** EXERCISE REQUIREMENTS **
Across the entries, how many lines have the string "Фризо" in them? Reply with only a number.

** SOURCE MATERIAL **

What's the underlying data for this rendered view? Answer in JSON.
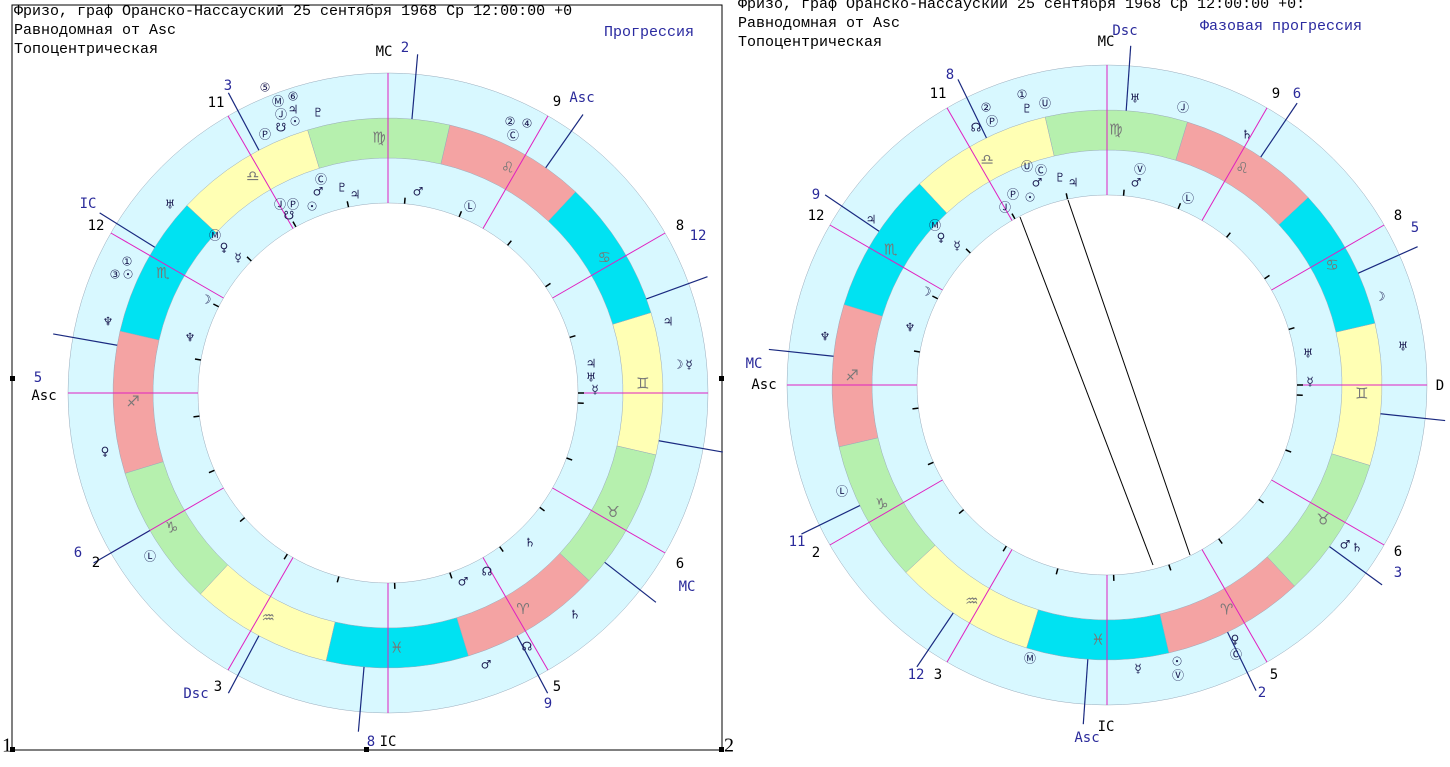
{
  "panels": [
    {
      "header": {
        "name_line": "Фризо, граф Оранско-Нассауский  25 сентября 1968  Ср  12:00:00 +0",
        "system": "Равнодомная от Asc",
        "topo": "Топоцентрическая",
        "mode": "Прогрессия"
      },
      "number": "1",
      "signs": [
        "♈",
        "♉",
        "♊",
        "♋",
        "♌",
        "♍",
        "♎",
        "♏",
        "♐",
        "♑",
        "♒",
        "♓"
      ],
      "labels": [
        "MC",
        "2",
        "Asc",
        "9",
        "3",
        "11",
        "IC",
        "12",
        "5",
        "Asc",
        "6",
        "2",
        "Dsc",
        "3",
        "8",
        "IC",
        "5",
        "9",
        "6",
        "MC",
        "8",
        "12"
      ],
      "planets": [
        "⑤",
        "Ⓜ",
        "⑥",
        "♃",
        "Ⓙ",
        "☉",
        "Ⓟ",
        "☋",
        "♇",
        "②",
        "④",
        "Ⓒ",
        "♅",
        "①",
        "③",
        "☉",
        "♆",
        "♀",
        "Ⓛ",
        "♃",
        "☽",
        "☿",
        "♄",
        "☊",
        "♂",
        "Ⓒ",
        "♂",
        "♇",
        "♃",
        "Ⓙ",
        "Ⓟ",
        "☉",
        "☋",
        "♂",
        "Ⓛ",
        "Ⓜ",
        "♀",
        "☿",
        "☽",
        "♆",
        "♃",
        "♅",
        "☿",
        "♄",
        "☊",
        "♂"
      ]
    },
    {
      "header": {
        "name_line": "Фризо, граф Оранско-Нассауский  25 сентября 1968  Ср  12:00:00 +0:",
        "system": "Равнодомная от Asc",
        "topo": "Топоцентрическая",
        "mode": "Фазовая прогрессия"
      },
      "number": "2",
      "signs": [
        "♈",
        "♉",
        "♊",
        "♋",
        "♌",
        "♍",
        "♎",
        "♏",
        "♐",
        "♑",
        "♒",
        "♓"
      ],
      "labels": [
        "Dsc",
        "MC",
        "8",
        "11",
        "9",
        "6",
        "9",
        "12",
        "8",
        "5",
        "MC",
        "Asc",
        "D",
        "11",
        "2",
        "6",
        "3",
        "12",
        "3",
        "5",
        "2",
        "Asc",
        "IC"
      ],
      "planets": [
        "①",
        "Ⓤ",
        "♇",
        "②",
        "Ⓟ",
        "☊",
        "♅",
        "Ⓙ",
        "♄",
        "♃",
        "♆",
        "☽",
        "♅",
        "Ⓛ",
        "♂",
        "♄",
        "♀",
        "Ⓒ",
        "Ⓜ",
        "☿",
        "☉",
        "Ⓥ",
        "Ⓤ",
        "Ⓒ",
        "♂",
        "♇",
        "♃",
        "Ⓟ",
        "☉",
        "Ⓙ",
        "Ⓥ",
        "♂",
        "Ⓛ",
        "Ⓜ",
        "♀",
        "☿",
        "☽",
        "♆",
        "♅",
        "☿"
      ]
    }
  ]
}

...

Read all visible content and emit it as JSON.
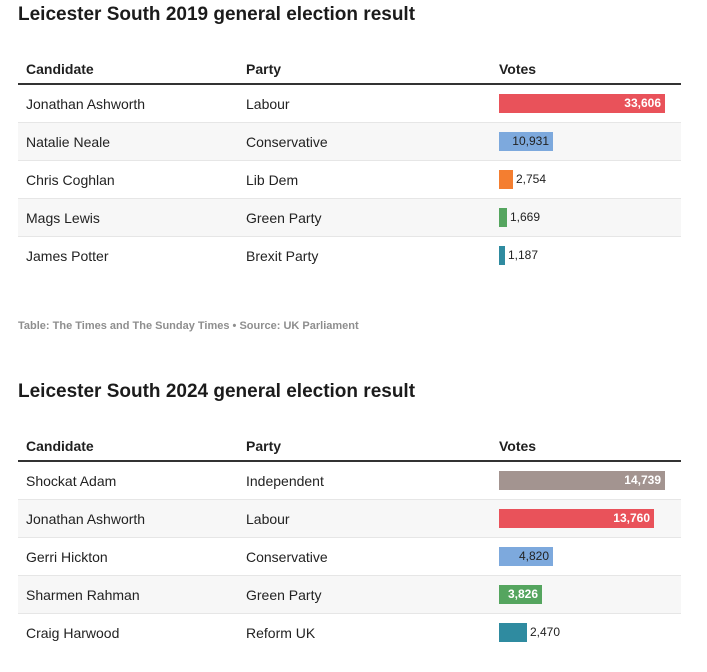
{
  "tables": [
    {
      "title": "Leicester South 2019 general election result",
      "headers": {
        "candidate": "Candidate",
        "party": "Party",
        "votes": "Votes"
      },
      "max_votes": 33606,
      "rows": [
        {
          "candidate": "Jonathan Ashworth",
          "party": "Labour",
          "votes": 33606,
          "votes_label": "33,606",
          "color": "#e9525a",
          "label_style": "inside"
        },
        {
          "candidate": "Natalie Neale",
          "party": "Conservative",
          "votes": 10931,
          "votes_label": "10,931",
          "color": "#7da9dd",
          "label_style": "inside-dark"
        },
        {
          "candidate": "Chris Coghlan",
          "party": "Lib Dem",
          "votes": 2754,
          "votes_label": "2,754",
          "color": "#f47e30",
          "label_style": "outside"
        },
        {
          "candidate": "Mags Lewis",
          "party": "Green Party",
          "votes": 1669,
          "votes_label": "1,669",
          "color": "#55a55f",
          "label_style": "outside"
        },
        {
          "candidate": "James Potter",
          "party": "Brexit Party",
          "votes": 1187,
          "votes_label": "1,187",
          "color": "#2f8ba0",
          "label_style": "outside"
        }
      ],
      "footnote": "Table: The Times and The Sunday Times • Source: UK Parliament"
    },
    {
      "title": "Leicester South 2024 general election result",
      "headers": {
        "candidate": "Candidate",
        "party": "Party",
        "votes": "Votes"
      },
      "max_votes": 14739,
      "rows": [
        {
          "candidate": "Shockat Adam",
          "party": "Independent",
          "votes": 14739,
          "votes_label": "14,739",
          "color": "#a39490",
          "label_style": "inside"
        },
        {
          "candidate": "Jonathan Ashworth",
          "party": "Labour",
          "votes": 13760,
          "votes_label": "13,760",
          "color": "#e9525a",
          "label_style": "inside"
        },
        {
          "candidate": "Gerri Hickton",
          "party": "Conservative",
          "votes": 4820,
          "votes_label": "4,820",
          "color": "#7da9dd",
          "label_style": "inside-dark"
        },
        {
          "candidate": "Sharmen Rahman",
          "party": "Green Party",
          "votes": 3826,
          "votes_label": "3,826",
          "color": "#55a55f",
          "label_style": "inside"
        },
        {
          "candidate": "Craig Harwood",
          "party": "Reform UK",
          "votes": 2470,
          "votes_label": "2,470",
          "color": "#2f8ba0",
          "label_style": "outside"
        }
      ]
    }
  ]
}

** WORKED ANSWER **
2